### Your instructions
Read the material below. Count the lines containing "document" and give that count alone.

* * * *

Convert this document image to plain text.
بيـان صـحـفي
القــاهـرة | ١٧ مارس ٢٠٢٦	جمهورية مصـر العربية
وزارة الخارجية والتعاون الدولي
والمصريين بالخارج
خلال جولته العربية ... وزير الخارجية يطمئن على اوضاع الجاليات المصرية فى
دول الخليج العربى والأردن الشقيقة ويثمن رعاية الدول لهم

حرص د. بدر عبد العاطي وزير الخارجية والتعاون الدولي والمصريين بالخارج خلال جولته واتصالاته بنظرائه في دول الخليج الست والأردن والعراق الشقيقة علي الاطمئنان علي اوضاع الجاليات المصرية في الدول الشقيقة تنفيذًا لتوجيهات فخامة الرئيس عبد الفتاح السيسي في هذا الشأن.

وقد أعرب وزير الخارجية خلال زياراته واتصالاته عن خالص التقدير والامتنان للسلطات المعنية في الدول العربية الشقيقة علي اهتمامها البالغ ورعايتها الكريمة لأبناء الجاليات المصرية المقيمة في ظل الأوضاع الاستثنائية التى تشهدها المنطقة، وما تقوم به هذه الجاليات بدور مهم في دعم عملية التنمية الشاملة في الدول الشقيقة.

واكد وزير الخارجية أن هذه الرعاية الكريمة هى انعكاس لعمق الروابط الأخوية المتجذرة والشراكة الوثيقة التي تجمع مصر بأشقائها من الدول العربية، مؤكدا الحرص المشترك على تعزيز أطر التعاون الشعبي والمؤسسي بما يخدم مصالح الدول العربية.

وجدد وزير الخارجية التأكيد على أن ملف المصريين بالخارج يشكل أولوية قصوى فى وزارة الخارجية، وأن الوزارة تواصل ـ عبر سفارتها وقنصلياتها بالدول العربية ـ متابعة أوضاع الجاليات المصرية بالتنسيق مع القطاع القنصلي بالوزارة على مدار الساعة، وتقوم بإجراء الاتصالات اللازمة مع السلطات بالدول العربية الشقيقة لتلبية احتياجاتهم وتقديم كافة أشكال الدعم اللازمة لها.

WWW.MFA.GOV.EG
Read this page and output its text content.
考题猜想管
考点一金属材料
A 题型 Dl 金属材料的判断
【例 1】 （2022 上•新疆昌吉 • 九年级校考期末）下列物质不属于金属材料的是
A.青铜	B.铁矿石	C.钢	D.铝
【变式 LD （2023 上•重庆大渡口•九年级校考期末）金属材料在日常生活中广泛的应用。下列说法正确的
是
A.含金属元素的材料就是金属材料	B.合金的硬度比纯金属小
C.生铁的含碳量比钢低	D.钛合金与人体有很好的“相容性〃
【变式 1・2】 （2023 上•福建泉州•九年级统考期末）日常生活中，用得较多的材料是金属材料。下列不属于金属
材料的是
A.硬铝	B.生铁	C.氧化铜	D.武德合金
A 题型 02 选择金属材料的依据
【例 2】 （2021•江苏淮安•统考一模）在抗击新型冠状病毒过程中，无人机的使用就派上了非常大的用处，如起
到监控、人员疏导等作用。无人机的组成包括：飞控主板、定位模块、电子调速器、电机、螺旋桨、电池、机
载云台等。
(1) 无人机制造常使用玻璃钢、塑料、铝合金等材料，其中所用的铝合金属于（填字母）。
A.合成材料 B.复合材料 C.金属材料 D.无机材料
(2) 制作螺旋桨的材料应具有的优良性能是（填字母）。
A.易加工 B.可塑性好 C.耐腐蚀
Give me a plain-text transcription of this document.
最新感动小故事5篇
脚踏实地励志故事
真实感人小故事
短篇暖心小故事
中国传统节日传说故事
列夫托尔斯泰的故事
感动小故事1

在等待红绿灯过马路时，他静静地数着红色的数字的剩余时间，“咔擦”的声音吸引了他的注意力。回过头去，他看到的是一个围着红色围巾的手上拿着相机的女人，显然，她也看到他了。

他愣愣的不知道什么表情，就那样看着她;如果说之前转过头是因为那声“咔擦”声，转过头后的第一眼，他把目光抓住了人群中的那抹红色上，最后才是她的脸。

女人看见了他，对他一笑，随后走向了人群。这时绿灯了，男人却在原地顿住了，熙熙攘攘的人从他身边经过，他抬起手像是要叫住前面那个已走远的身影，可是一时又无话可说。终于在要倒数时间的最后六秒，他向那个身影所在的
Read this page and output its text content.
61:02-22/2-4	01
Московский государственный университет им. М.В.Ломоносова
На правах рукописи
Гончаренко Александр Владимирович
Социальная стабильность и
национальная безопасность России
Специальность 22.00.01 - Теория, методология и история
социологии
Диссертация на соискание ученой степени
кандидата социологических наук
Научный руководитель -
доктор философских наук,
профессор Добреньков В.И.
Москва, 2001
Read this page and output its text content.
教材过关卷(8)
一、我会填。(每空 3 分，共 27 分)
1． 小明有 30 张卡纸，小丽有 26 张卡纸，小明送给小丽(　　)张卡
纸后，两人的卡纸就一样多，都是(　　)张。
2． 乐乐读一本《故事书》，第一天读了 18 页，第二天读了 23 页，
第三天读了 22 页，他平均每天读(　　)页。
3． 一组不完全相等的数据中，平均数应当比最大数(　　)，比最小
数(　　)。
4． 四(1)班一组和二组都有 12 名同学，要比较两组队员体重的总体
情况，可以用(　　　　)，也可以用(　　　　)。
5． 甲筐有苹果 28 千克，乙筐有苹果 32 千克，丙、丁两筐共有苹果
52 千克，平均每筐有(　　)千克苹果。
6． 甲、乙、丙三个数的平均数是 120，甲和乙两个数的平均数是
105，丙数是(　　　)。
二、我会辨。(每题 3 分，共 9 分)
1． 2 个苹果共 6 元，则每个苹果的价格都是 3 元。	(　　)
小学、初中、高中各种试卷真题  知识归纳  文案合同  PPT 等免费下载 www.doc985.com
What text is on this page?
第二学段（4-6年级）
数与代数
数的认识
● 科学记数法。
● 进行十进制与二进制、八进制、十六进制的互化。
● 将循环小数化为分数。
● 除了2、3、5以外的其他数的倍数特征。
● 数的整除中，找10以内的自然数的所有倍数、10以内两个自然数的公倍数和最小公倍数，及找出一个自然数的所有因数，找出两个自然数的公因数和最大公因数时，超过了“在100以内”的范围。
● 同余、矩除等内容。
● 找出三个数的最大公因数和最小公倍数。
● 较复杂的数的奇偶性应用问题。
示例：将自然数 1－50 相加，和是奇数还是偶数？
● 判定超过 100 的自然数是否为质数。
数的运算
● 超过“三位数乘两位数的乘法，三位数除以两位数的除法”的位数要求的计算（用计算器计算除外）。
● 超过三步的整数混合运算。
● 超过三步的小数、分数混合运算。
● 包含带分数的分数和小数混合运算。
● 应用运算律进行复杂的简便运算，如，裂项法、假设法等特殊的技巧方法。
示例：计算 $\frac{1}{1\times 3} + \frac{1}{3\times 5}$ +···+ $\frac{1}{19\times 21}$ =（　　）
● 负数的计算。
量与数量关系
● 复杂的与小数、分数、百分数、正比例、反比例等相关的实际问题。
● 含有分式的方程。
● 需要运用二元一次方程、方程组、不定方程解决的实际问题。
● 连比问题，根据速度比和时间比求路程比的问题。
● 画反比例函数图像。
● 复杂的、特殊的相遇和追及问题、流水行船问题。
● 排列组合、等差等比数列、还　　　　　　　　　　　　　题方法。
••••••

* * * *

### Task response
2